»»

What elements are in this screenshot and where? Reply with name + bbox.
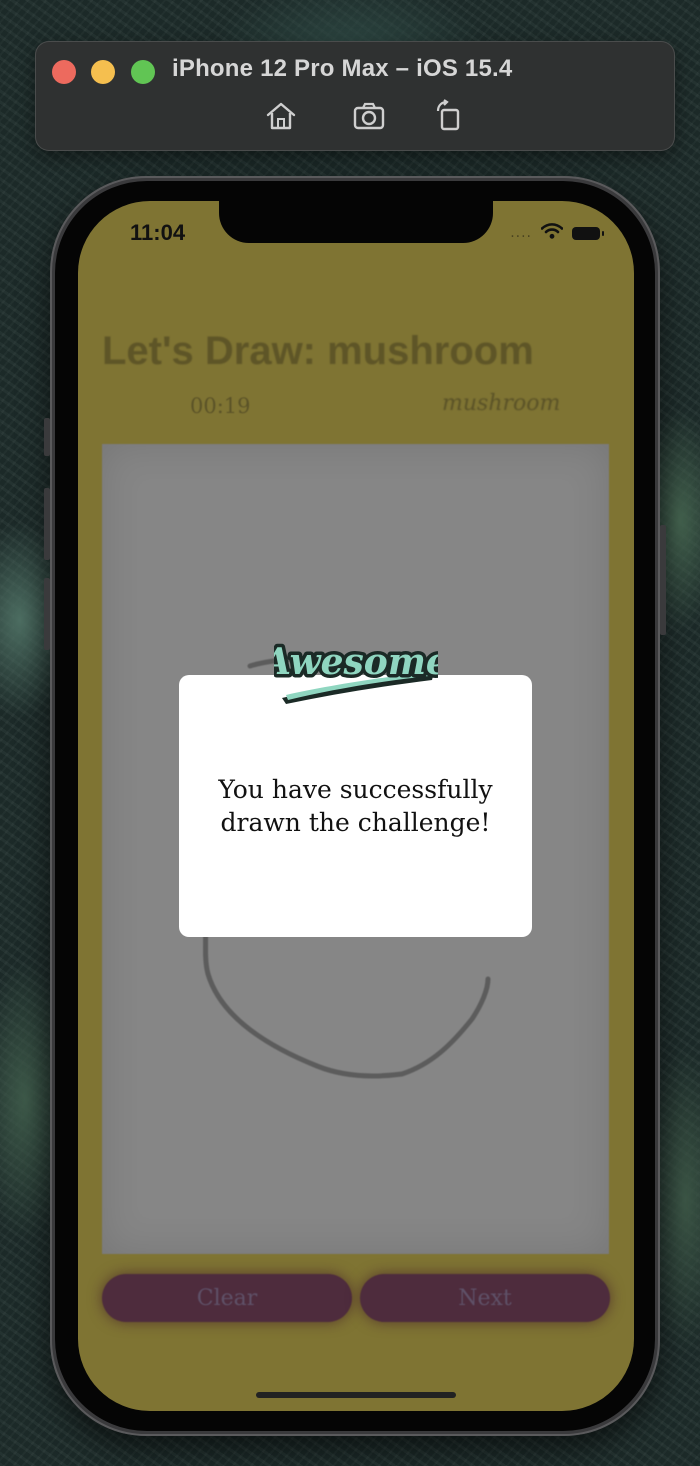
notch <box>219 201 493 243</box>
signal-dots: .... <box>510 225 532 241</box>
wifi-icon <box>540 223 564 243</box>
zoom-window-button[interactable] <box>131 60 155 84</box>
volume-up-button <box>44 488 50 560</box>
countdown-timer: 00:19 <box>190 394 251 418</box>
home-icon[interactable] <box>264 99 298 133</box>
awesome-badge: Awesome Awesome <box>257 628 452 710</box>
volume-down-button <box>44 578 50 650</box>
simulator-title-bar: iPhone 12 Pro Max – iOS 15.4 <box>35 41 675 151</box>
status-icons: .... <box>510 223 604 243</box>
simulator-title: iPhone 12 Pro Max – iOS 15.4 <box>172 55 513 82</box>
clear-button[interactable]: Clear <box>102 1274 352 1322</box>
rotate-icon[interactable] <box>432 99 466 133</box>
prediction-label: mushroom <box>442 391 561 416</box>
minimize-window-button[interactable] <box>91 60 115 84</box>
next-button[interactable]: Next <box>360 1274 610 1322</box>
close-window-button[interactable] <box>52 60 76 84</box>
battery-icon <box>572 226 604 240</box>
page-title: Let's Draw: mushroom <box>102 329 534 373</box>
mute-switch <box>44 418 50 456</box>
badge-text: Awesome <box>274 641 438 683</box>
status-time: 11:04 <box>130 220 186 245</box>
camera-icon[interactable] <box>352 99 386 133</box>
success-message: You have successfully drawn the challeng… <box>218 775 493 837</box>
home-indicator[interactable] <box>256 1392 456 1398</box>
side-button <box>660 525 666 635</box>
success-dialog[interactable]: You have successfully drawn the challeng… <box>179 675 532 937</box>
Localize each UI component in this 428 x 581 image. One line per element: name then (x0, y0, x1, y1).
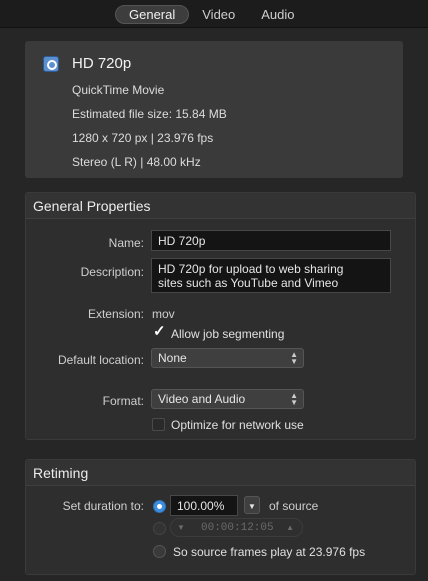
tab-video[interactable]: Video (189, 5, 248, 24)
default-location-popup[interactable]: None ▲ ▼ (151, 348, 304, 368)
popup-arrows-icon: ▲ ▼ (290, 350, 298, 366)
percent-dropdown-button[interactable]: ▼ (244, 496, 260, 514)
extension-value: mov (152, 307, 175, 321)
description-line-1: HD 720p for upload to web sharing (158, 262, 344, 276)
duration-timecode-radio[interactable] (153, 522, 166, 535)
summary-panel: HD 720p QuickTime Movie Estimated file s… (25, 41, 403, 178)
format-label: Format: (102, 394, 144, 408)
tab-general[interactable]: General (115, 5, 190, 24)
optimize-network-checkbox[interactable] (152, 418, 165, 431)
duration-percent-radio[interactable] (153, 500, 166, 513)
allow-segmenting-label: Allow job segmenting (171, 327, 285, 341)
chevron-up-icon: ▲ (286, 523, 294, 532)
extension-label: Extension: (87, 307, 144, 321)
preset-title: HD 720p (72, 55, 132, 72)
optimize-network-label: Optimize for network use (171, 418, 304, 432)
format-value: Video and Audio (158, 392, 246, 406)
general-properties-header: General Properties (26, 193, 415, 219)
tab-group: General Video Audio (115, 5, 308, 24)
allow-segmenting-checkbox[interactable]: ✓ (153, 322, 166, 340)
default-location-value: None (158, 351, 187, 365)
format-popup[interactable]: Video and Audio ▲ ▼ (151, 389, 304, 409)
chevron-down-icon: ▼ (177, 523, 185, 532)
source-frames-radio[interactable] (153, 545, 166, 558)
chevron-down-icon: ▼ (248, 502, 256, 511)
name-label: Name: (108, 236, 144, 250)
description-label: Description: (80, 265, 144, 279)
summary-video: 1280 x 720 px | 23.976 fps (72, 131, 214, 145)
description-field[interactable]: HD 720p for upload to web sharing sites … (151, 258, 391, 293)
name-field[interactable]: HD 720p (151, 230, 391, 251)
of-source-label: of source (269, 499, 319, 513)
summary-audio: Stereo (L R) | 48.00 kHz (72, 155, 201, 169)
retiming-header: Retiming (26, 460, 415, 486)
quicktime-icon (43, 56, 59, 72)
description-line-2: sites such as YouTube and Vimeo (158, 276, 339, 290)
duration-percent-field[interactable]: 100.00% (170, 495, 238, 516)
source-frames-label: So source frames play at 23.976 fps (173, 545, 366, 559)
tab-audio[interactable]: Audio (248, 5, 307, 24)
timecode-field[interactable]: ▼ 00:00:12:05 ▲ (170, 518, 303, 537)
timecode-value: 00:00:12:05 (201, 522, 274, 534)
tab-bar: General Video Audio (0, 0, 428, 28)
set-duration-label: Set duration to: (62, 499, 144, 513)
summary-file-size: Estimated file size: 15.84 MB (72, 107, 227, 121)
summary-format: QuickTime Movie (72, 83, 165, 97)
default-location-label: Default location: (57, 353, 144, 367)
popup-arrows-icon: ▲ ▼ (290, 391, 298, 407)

««
»»

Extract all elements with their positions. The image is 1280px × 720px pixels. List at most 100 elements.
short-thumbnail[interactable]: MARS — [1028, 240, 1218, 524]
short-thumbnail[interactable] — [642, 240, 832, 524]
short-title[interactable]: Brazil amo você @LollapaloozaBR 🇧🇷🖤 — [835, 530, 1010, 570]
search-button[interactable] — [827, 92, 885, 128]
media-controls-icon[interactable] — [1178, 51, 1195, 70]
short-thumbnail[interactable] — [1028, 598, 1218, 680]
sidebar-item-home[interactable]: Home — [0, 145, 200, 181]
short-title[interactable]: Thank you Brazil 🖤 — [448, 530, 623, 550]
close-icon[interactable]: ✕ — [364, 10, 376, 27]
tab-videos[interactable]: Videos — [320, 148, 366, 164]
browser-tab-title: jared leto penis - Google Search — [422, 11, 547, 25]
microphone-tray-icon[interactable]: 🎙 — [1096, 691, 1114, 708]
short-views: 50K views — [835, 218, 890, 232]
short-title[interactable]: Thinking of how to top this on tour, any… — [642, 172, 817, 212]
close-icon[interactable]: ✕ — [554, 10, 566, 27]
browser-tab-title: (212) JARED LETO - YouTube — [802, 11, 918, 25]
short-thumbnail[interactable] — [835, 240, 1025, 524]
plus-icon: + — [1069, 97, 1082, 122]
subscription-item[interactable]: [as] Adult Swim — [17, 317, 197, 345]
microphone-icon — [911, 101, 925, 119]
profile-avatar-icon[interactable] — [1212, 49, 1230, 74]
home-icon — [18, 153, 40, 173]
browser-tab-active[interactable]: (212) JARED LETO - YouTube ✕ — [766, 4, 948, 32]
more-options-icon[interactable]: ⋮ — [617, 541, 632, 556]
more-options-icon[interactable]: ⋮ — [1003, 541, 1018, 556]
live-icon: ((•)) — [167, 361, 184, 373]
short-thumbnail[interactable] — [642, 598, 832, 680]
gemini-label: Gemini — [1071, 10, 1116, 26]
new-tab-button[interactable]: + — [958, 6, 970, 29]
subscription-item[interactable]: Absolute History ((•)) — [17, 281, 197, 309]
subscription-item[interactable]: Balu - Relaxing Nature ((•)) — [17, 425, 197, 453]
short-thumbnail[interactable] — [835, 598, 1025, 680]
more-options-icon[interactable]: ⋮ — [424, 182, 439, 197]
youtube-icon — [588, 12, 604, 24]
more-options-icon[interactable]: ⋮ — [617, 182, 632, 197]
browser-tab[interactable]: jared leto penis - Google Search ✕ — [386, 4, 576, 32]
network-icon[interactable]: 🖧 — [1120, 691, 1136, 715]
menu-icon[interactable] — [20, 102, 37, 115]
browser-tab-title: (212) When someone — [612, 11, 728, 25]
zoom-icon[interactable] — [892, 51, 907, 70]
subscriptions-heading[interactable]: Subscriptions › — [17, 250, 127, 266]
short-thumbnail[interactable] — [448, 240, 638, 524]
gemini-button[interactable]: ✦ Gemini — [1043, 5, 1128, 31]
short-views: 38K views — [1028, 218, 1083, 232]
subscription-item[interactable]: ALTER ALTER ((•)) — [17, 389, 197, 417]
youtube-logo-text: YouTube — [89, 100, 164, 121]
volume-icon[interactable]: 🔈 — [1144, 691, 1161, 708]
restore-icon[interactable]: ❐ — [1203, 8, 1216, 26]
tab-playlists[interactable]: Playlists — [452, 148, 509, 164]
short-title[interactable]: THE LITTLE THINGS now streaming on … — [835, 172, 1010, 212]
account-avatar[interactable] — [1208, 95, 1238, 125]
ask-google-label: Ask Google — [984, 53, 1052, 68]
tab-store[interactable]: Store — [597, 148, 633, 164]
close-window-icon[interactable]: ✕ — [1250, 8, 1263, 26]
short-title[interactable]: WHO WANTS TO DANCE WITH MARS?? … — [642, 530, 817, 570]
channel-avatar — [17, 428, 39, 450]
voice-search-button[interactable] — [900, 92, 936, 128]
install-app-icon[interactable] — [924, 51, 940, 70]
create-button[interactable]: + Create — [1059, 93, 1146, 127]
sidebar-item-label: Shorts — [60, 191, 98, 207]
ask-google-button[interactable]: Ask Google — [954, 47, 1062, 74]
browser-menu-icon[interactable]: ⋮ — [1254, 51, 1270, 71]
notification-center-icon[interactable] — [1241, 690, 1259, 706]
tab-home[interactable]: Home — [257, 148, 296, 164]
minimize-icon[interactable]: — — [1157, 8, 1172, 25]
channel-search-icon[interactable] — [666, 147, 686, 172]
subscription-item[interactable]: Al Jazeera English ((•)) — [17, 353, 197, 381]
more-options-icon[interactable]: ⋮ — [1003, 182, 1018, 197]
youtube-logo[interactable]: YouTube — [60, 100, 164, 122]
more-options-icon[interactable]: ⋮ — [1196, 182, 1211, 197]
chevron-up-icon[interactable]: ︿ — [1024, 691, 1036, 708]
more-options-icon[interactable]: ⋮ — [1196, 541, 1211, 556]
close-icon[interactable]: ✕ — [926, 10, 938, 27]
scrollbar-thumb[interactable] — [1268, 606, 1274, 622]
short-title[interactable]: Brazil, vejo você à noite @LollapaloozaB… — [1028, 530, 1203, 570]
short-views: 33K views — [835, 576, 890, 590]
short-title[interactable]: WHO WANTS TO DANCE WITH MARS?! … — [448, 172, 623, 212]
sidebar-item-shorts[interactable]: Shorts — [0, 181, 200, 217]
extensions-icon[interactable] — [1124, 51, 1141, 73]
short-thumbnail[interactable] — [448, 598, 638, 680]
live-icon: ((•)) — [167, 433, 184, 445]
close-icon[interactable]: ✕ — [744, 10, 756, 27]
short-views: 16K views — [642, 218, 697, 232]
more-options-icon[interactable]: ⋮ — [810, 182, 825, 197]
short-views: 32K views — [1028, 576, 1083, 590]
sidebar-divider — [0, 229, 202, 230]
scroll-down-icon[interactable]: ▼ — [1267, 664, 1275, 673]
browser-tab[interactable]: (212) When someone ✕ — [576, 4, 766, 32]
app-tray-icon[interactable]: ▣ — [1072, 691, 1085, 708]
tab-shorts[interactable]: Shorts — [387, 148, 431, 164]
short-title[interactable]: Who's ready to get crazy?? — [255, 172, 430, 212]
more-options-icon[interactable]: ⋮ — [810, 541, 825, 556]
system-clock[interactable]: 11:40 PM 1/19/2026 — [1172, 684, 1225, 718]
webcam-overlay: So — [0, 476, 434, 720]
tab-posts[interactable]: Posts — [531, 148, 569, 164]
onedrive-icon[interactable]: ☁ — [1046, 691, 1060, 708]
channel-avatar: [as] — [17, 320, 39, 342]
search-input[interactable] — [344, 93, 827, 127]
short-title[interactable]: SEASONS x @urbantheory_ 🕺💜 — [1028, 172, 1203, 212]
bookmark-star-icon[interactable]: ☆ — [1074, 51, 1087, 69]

««

• [What you have to do]: Switch "microphone-tray-icon" to "mic-tray-icon" in the part of the data that opens with the line containing "Extract all elements" and closes with the line containing "short-views: 50K views — [835, 218, 890, 232]". Return only those lines, with nothing else changed.

• [The solution]:
Extract all elements with their positions. The image is 1280px × 720px pixels. List at most 100 elements.
short-thumbnail[interactable]: MARS — [1028, 240, 1218, 524]
short-thumbnail[interactable] — [642, 240, 832, 524]
short-title[interactable]: Brazil amo você @LollapaloozaBR 🇧🇷🖤 — [835, 530, 1010, 570]
search-button[interactable] — [827, 92, 885, 128]
media-controls-icon[interactable] — [1178, 51, 1195, 70]
short-thumbnail[interactable] — [1028, 598, 1218, 680]
sidebar-item-home[interactable]: Home — [0, 145, 200, 181]
short-title[interactable]: Thank you Brazil 🖤 — [448, 530, 623, 550]
close-icon[interactable]: ✕ — [364, 10, 376, 27]
tab-videos[interactable]: Videos — [320, 148, 366, 164]
browser-tab-title: jared leto penis - Google Search — [422, 11, 547, 25]
mic-tray-icon[interactable]: 🎙 — [1096, 691, 1114, 708]
short-views: 50K views — [835, 218, 890, 232]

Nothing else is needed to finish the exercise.